Gather each line in the entries that includes the string "keep".

══ EXERCISE INPUTS

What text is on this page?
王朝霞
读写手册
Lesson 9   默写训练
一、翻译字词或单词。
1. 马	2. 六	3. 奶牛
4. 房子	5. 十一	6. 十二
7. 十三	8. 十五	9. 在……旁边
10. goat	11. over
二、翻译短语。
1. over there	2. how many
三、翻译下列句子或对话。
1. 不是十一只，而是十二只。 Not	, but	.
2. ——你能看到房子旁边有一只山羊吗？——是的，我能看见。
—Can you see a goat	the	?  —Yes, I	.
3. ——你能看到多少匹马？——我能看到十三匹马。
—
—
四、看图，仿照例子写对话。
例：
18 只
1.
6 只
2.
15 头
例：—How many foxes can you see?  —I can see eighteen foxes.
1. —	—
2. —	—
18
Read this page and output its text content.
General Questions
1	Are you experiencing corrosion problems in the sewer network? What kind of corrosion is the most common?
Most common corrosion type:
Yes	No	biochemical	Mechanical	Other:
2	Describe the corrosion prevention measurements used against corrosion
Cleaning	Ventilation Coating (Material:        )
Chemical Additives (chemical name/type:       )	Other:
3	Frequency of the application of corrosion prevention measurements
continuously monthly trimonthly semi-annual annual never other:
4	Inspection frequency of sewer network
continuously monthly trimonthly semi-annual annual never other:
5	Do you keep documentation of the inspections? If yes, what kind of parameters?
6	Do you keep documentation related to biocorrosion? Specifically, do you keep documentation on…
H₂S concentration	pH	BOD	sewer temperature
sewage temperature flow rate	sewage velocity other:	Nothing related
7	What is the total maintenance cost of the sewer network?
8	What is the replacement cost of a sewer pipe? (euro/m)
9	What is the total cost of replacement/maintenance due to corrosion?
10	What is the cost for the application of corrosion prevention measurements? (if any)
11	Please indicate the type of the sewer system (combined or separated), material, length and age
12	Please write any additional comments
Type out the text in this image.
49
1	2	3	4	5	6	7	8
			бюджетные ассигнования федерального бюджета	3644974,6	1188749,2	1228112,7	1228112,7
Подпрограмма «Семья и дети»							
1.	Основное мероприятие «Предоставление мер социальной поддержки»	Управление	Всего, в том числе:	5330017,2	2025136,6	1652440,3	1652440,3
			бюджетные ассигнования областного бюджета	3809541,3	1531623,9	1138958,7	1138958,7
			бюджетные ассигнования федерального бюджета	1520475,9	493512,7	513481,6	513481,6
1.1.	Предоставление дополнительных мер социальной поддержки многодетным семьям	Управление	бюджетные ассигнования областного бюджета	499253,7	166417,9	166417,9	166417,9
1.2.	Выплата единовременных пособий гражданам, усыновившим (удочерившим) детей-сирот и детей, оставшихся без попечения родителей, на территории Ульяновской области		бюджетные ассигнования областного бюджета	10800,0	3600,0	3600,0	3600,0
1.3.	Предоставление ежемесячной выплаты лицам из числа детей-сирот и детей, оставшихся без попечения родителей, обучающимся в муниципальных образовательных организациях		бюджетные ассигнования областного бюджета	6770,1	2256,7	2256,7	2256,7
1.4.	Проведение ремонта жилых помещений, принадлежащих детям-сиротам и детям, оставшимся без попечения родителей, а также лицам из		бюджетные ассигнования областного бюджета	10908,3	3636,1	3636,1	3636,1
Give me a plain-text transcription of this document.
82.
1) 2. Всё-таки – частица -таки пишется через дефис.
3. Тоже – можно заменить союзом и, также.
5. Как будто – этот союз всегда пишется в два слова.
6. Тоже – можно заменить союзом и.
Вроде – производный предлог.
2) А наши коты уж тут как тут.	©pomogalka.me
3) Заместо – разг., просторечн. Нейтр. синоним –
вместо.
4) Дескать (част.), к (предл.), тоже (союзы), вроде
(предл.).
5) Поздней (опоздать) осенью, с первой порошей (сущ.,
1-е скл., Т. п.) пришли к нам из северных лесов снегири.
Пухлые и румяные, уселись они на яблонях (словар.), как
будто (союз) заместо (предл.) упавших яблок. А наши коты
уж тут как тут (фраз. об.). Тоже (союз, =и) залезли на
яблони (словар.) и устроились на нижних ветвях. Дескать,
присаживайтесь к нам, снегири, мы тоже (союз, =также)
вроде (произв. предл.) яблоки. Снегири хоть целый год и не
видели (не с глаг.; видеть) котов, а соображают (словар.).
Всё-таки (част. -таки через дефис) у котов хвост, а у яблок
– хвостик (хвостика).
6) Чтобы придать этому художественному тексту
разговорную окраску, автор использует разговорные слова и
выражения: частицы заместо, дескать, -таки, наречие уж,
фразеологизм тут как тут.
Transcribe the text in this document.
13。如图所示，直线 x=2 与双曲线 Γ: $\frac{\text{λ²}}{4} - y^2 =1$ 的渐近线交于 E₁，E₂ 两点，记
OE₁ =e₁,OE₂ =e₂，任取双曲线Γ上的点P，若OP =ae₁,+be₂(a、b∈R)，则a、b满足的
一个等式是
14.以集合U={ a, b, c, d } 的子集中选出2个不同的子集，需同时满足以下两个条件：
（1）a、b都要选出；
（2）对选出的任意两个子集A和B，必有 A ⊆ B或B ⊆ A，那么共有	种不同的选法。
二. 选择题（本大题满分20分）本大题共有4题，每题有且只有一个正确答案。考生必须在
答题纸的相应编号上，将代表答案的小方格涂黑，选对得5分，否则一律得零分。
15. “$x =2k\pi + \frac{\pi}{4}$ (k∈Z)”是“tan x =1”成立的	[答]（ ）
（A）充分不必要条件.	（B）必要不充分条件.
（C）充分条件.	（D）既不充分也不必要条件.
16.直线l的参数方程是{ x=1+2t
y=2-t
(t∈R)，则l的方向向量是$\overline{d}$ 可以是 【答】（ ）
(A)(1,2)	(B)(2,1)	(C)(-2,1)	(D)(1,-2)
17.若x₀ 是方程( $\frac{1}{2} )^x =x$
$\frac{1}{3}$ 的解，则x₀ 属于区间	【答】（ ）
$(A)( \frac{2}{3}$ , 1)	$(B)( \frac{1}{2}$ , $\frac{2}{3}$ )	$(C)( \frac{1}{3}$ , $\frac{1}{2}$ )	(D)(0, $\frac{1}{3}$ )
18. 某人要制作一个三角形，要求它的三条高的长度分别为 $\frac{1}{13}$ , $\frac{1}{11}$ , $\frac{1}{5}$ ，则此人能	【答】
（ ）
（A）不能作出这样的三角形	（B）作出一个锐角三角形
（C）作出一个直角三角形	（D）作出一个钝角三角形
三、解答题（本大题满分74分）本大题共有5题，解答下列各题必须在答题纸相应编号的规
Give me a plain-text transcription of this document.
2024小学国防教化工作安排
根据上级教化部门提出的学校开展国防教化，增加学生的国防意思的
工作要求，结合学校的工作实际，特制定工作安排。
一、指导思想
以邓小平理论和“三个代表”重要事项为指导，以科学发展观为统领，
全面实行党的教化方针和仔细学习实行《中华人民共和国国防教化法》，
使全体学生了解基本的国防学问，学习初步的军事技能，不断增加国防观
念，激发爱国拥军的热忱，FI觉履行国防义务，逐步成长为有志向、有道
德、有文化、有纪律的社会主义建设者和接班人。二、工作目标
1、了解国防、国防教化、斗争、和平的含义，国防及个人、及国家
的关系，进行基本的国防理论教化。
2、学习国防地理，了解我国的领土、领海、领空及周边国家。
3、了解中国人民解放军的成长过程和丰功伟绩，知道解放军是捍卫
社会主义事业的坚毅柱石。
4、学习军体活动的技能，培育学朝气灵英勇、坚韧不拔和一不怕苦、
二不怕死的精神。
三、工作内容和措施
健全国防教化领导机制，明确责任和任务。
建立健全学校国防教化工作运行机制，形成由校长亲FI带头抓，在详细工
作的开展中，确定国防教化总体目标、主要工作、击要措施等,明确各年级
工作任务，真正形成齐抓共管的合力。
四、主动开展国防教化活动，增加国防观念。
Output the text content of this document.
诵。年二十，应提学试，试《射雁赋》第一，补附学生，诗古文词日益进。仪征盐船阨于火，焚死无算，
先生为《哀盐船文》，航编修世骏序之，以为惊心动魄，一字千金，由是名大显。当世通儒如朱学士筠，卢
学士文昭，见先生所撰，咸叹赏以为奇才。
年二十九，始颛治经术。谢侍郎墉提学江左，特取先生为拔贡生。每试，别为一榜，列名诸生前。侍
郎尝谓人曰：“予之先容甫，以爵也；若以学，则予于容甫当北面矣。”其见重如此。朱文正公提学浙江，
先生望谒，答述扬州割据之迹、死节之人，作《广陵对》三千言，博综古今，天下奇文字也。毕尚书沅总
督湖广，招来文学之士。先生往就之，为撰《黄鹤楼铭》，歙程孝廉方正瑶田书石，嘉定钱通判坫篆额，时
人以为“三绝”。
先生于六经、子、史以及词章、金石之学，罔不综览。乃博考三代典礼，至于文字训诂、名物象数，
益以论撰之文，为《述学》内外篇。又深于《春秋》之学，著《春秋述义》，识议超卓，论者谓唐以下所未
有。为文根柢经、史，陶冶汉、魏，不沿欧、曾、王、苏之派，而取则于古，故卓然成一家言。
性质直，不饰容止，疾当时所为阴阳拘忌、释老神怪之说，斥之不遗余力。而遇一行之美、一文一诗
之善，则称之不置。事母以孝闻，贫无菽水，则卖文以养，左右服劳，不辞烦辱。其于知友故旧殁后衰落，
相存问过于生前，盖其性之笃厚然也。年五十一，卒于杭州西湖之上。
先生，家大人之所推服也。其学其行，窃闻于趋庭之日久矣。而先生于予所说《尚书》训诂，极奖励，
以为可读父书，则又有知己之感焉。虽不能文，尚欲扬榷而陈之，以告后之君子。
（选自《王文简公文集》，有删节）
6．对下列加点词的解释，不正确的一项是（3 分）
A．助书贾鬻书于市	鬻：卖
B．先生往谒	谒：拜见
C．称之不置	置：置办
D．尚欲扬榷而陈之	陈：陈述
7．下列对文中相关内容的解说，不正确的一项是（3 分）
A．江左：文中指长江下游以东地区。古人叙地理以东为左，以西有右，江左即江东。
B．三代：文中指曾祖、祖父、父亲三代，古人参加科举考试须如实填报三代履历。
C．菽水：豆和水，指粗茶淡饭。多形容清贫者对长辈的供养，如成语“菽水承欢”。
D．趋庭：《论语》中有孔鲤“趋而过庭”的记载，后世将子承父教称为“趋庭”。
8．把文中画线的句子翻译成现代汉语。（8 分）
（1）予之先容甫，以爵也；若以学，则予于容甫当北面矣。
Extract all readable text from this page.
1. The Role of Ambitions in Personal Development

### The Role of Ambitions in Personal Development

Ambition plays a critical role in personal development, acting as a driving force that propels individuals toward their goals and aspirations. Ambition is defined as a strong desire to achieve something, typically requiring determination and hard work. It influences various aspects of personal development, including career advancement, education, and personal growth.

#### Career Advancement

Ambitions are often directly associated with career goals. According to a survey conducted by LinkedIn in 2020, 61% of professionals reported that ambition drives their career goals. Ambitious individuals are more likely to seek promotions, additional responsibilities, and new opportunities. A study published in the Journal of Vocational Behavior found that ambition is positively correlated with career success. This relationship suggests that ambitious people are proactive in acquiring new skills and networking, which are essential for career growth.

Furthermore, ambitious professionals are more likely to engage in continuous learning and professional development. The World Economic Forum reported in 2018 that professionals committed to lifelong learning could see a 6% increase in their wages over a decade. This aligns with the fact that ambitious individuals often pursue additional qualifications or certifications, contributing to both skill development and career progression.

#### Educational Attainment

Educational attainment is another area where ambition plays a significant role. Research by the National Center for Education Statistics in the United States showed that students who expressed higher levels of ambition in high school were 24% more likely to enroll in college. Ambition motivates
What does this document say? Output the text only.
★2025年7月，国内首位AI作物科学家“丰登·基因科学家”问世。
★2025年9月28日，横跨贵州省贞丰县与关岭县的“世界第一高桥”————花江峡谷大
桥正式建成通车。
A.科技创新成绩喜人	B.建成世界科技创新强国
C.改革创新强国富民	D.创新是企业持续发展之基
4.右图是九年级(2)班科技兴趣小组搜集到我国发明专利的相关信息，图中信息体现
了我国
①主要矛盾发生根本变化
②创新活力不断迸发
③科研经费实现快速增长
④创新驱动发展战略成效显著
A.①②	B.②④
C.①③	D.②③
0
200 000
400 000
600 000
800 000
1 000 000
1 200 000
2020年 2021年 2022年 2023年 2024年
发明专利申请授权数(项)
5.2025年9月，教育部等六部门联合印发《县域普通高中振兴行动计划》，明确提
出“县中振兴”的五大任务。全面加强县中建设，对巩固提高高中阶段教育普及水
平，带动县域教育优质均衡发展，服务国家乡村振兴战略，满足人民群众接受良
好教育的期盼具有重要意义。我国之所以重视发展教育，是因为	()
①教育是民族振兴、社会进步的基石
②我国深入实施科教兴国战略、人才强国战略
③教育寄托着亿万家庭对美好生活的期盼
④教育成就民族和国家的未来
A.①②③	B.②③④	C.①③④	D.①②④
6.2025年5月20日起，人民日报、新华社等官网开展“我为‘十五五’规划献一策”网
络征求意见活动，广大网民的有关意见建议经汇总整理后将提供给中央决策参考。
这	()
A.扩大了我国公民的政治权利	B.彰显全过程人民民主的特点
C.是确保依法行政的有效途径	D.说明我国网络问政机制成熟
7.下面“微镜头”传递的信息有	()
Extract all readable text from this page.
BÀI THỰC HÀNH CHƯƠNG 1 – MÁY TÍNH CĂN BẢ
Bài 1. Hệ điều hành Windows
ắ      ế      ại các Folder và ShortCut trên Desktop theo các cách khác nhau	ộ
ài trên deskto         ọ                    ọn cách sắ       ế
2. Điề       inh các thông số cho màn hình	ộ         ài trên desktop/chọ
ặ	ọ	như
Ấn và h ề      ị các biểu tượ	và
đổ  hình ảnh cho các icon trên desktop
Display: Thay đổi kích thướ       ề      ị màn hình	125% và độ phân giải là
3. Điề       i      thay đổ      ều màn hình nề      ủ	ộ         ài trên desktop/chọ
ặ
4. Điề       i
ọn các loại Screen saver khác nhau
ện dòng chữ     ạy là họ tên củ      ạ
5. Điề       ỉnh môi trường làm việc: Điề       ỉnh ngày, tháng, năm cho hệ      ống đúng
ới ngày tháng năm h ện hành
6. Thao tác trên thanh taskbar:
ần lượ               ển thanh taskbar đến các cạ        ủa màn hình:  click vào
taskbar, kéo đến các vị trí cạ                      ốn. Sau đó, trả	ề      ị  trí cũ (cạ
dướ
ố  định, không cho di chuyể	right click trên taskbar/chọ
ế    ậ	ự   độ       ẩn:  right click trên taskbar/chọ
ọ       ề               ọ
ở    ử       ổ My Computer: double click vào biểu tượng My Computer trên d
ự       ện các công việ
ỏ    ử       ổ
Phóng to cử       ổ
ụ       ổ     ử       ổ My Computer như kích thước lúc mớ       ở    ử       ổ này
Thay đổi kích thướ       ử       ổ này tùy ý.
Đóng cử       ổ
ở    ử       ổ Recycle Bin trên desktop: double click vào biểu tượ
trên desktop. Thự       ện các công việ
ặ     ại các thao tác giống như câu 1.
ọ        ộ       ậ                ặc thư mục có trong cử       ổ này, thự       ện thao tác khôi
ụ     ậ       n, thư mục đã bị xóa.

════

PROBLEM SOLUTION:
5	Do you keep documentation of the inspections? If yes, what kind of parameters?
6	Do you keep documentation related to biocorrosion? Specifically, do you keep documentation on…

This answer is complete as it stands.